[Records about charts and figures]
>>>

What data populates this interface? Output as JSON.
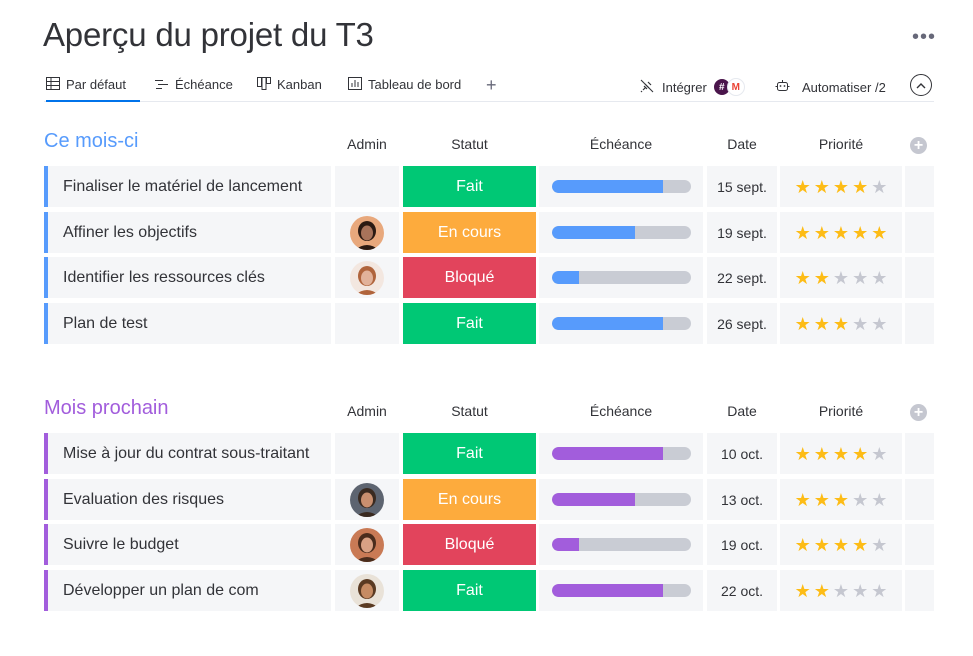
{
  "page": {
    "title": "Aperçu du projet du T3"
  },
  "tabs": [
    {
      "label": "Par défaut",
      "icon": "table-icon",
      "active": true
    },
    {
      "label": "Échéance",
      "icon": "gantt-icon",
      "active": false
    },
    {
      "label": "Kanban",
      "icon": "kanban-icon",
      "active": false
    },
    {
      "label": "Tableau de bord",
      "icon": "dashboard-icon",
      "active": false
    }
  ],
  "toolbar": {
    "integrate_label": "Intégrer",
    "automate_label": "Automatiser /2"
  },
  "columns": {
    "admin": "Admin",
    "status": "Statut",
    "timeline": "Échéance",
    "date": "Date",
    "priority": "Priorité"
  },
  "colors": {
    "status_done": "#00c875",
    "status_working": "#fdab3d",
    "status_stuck": "#e2445c",
    "group1": "#579bfc",
    "group2": "#a25ddc",
    "star": "#fdbc16"
  },
  "groups": [
    {
      "title": "Ce mois-ci",
      "color": "#579bfc",
      "rows": [
        {
          "name": "Finaliser le matériel de lancement",
          "admin": "",
          "status": "Fait",
          "status_color": "#00c875",
          "progress": 0.8,
          "date": "15 sept.",
          "priority": 4
        },
        {
          "name": "Affiner les objectifs",
          "admin": "avatar-1",
          "status": "En cours",
          "status_color": "#fdab3d",
          "progress": 0.6,
          "date": "19 sept.",
          "priority": 5
        },
        {
          "name": "Identifier les ressources clés",
          "admin": "avatar-2",
          "status": "Bloqué",
          "status_color": "#e2445c",
          "progress": 0.2,
          "date": "22 sept.",
          "priority": 2
        },
        {
          "name": "Plan de test",
          "admin": "",
          "status": "Fait",
          "status_color": "#00c875",
          "progress": 0.8,
          "date": "26 sept.",
          "priority": 3
        }
      ]
    },
    {
      "title": "Mois prochain",
      "color": "#a25ddc",
      "rows": [
        {
          "name": "Mise à jour du contrat sous-traitant",
          "admin": "",
          "status": "Fait",
          "status_color": "#00c875",
          "progress": 0.8,
          "date": "10 oct.",
          "priority": 4
        },
        {
          "name": "Evaluation des risques",
          "admin": "avatar-3",
          "status": "En cours",
          "status_color": "#fdab3d",
          "progress": 0.6,
          "date": "13 oct.",
          "priority": 3
        },
        {
          "name": "Suivre le budget",
          "admin": "avatar-4",
          "status": "Bloqué",
          "status_color": "#e2445c",
          "progress": 0.2,
          "date": "19 oct.",
          "priority": 4
        },
        {
          "name": "Développer un plan de com",
          "admin": "avatar-5",
          "status": "Fait",
          "status_color": "#00c875",
          "progress": 0.8,
          "date": "22 oct.",
          "priority": 2
        }
      ]
    }
  ]
}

<<<

INSTRUCTION -
Write out the records above once more, word for word, with no pictures.

FULL ANSWER -
What data populates this interface? Output as JSON.
{
  "page": {
    "title": "Aperçu du projet du T3"
  },
  "tabs": [
    {
      "label": "Par défaut",
      "icon": "table-icon",
      "active": true
    },
    {
      "label": "Échéance",
      "icon": "gantt-icon",
      "active": false
    },
    {
      "label": "Kanban",
      "icon": "kanban-icon",
      "active": false
    },
    {
      "label": "Tableau de bord",
      "icon": "dashboard-icon",
      "active": false
    }
  ],
  "toolbar": {
    "integrate_label": "Intégrer",
    "automate_label": "Automatiser /2"
  },
  "columns": {
    "admin": "Admin",
    "status": "Statut",
    "timeline": "Échéance",
    "date": "Date",
    "priority": "Priorité"
  },
  "colors": {
    "status_done": "#00c875",
    "status_working": "#fdab3d",
    "status_stuck": "#e2445c",
    "group1": "#579bfc",
    "group2": "#a25ddc",
    "star": "#fdbc16"
  },
  "groups": [
    {
      "title": "Ce mois-ci",
      "color": "#579bfc",
      "rows": [
        {
          "name": "Finaliser le matériel de lancement",
          "admin": "",
          "status": "Fait",
          "status_color": "#00c875",
          "progress": 0.8,
          "date": "15 sept.",
          "priority": 4
        },
        {
          "name": "Affiner les objectifs",
          "admin": "avatar-1",
          "status": "En cours",
          "status_color": "#fdab3d",
          "progress": 0.6,
          "date": "19 sept.",
          "priority": 5
        },
        {
          "name": "Identifier les ressources clés",
          "admin": "avatar-2",
          "status": "Bloqué",
          "status_color": "#e2445c",
          "progress": 0.2,
          "date": "22 sept.",
          "priority": 2
        },
        {
          "name": "Plan de test",
          "admin": "",
          "status": "Fait",
          "status_color": "#00c875",
          "progress": 0.8,
          "date": "26 sept.",
          "priority": 3
        }
      ]
    },
    {
      "title": "Mois prochain",
      "color": "#a25ddc",
      "rows": [
        {
          "name": "Mise à jour du contrat sous-traitant",
          "admin": "",
          "status": "Fait",
          "status_color": "#00c875",
          "progress": 0.8,
          "date": "10 oct.",
          "priority": 4
        },
        {
          "name": "Evaluation des risques",
          "admin": "avatar-3",
          "status": "En cours",
          "status_color": "#fdab3d",
          "progress": 0.6,
          "date": "13 oct.",
          "priority": 3
        },
        {
          "name": "Suivre le budget",
          "admin": "avatar-4",
          "status": "Bloqué",
          "status_color": "#e2445c",
          "progress": 0.2,
          "date": "19 oct.",
          "priority": 4
        },
        {
          "name": "Développer un plan de com",
          "admin": "avatar-5",
          "status": "Fait",
          "status_color": "#00c875",
          "progress": 0.8,
          "date": "22 oct.",
          "priority": 2
        }
      ]
    }
  ]
}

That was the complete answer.